Saved entries:
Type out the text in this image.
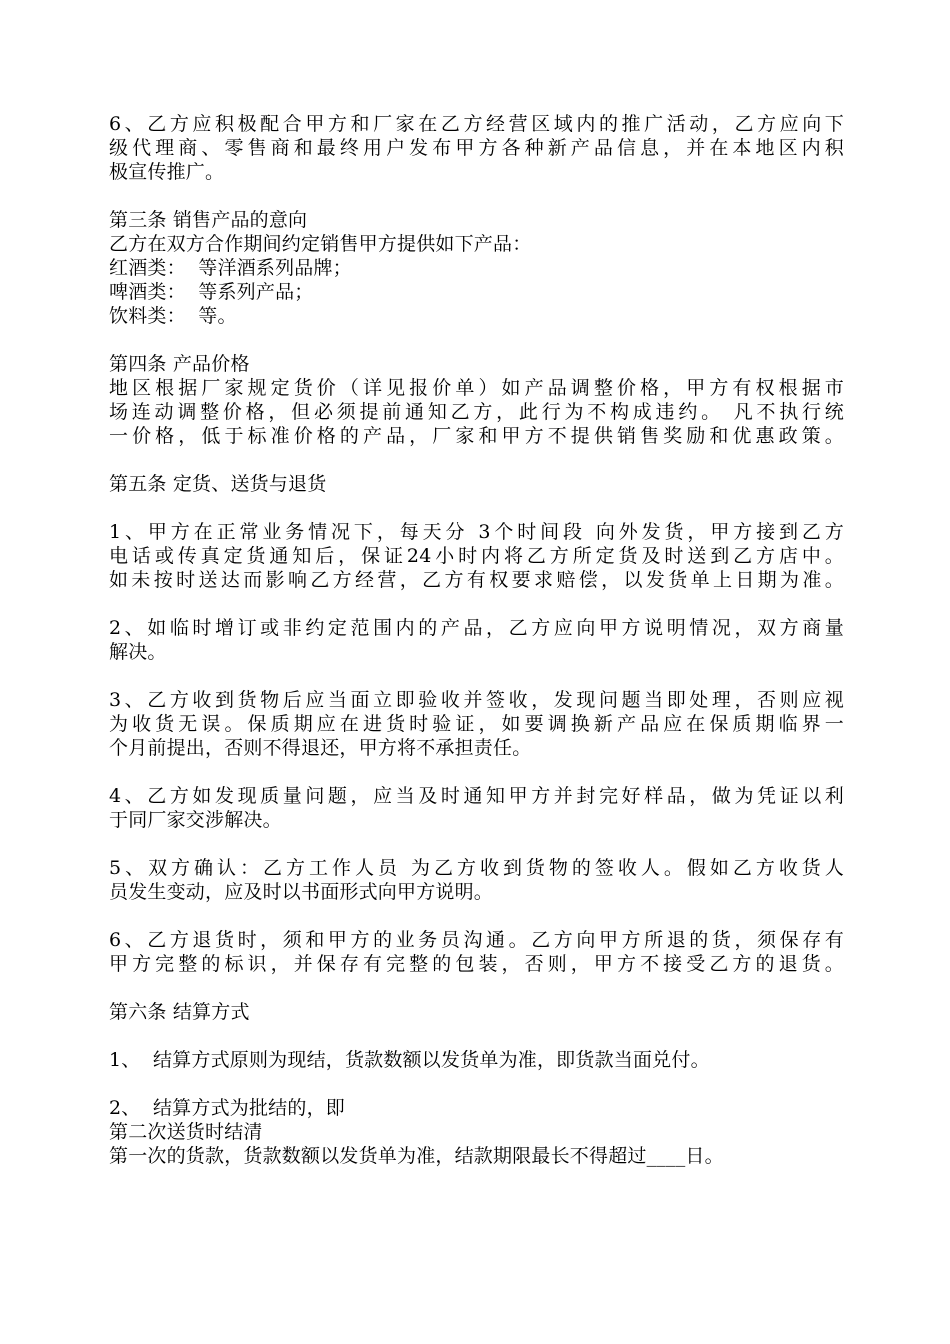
6、乙方应积极配合甲方和厂家在乙方经营区域内的推广活动，乙方应向下
级代理商、零售商和最终用户发布甲方各种新产品信息，并在本地区内积
极宣传推广。
第三条 销售产品的意向
乙方在双方合作期间约定销售甲方提供如下产品：
红酒类：  等洋酒系列品牌；
啤酒类：  等系列产品；
饮料类：  等。
第四条 产品价格
地区根据厂家规定货价（详见报价单）如产品调整价格，甲方有权根据市
场连动调整价格，但必须提前通知乙方，此行为不构成违约。 凡不执行统
一价格，低于标准价格的产品，厂家和甲方不提供销售奖励和优惠政策。
第五条 定货、送货与退货
1、甲方在正常业务情况下，每天分 3个时间段 向外发货，甲方接到乙方
电话或传真定货通知后，保证24小时内将乙方所定货及时送到乙方店中。
如未按时送达而影响乙方经营，乙方有权要求赔偿，以发货单上日期为准。
2、如临时增订或非约定范围内的产品，乙方应向甲方说明情况，双方商量
解决。
3、乙方收到货物后应当面立即验收并签收，发现问题当即处理，否则应视
为收货无误。保质期应在进货时验证，如要调换新产品应在保质期临界一
个月前提出，否则不得退还，甲方将不承担责任。
4、乙方如发现质量问题，应当及时通知甲方并封完好样品，做为凭证以利
于同厂家交涉解决。
5、双方确认：乙方工作人员 为乙方收到货物的签收人。假如乙方收货人
员发生变动，应及时以书面形式向甲方说明。
6、乙方退货时，须和甲方的业务员沟通。乙方向甲方所退的货，须保存有
甲方完整的标识，并保存有完整的包装，否则，甲方不接受乙方的退货。
第六条 结算方式
1、  结算方式原则为现结，货款数额以发货单为准，即货款当面兑付。
2、  结算方式为批结的，即
第二次送货时结清
第一次的货款，货款数额以发货单为准，结款期限最长不得超过____日。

Instruction: Which lines contain "货款数额以发货单为准"? Show each of them.

Problem solution:
1、  结算方式原则为现结，货款数额以发货单为准，即货款当面兑付。
第一次的货款，货款数额以发货单为准，结款期限最长不得超过____日。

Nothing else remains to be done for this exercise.